> WHAT YOU SHOULD DO:
Every record must be transcribed in its entirety, apart from the images, which are to be omitted.

[Saved entries]
·····

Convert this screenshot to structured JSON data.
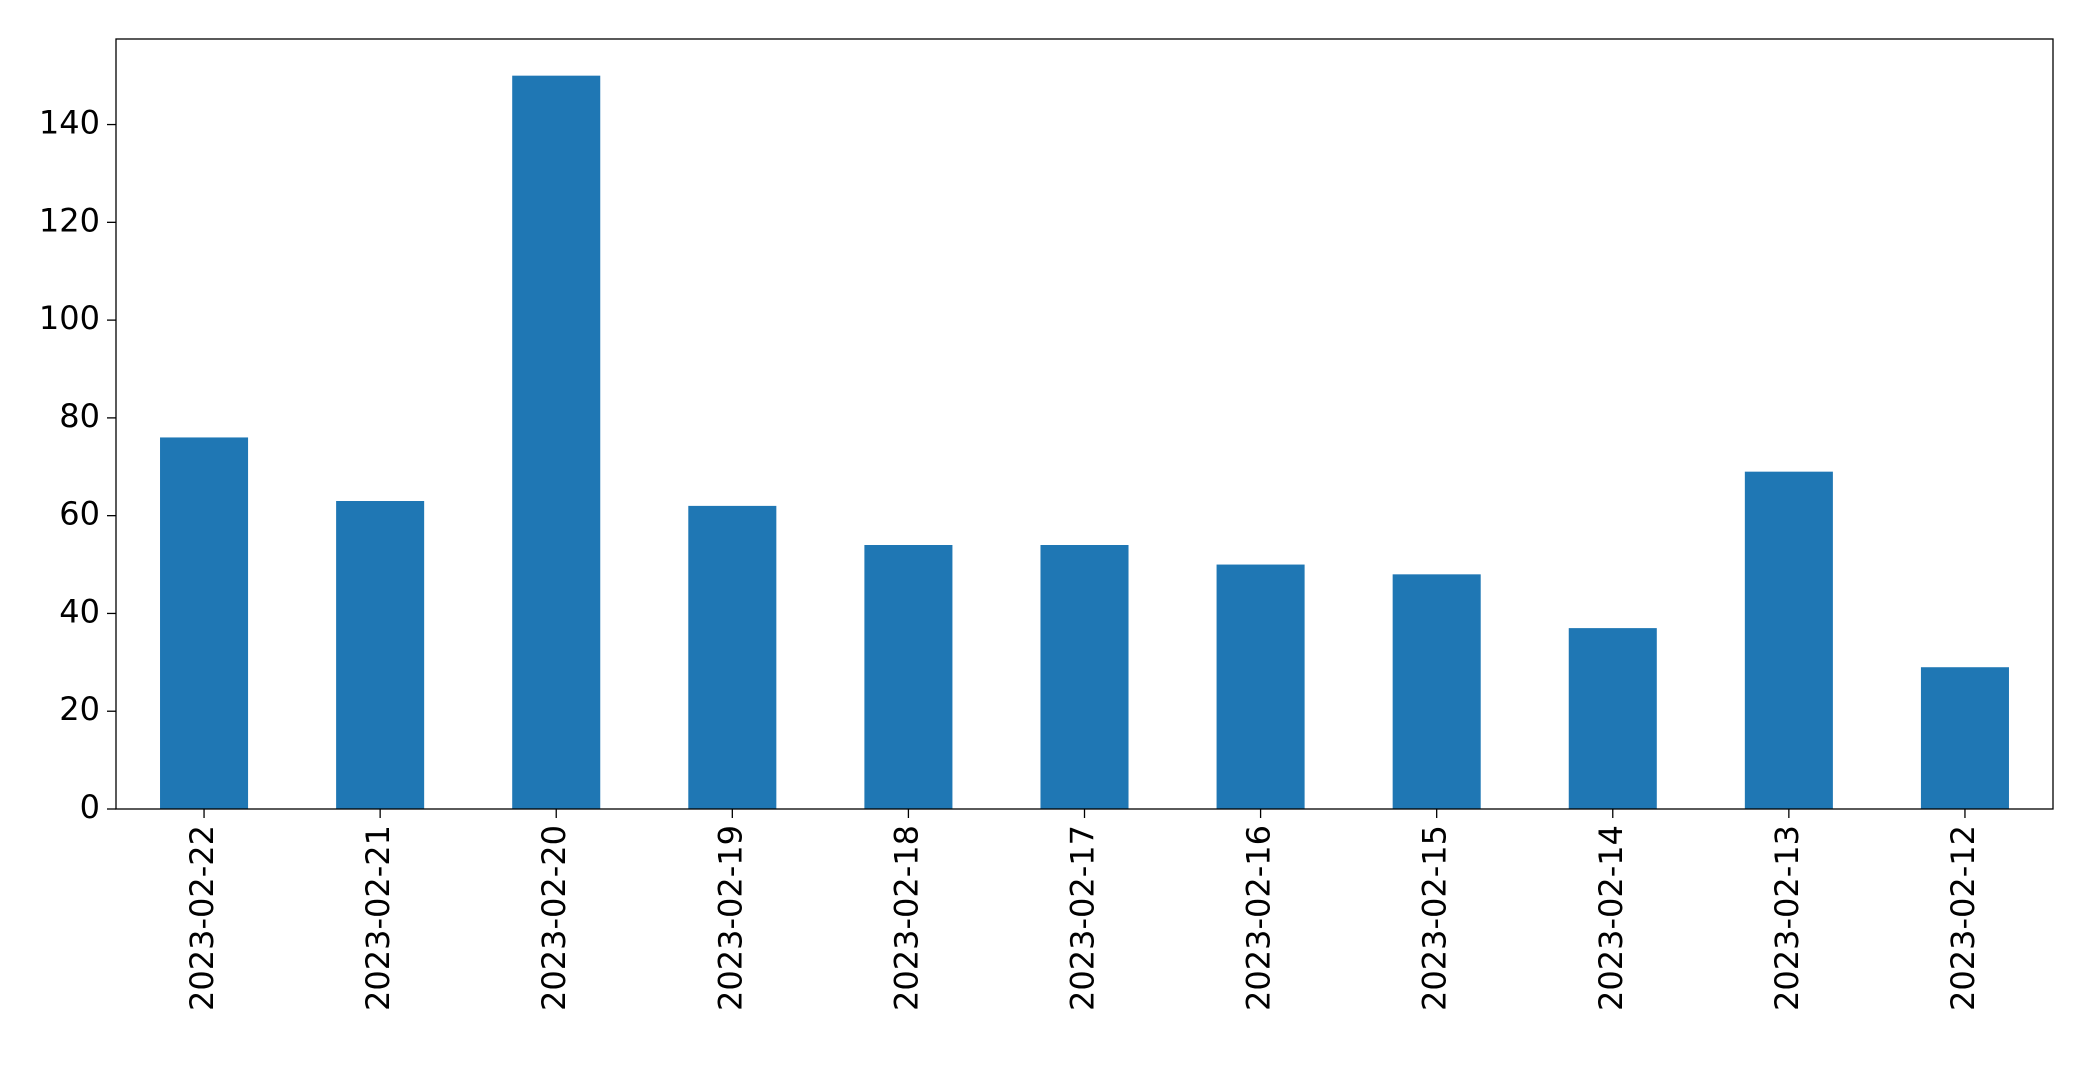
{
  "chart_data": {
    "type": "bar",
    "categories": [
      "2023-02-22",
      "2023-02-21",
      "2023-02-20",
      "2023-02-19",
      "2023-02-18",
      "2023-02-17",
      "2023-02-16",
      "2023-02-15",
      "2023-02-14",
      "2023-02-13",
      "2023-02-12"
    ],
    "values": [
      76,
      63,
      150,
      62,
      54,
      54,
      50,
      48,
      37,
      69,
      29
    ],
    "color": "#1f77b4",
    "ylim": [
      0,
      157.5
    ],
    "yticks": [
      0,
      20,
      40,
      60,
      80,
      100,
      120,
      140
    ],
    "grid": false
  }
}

·····

> SOLUTION TO THIS PROBLEM:
Convert this screenshot to structured JSON data.
{
  "chart_data": {
    "type": "bar",
    "categories": [
      "2023-02-22",
      "2023-02-21",
      "2023-02-20",
      "2023-02-19",
      "2023-02-18",
      "2023-02-17",
      "2023-02-16",
      "2023-02-15",
      "2023-02-14",
      "2023-02-13",
      "2023-02-12"
    ],
    "values": [
      76,
      63,
      150,
      62,
      54,
      54,
      50,
      48,
      37,
      69,
      29
    ],
    "color": "#1f77b4",
    "ylim": [
      0,
      157.5
    ],
    "yticks": [
      0,
      20,
      40,
      60,
      80,
      100,
      120,
      140
    ],
    "grid": false
  }
}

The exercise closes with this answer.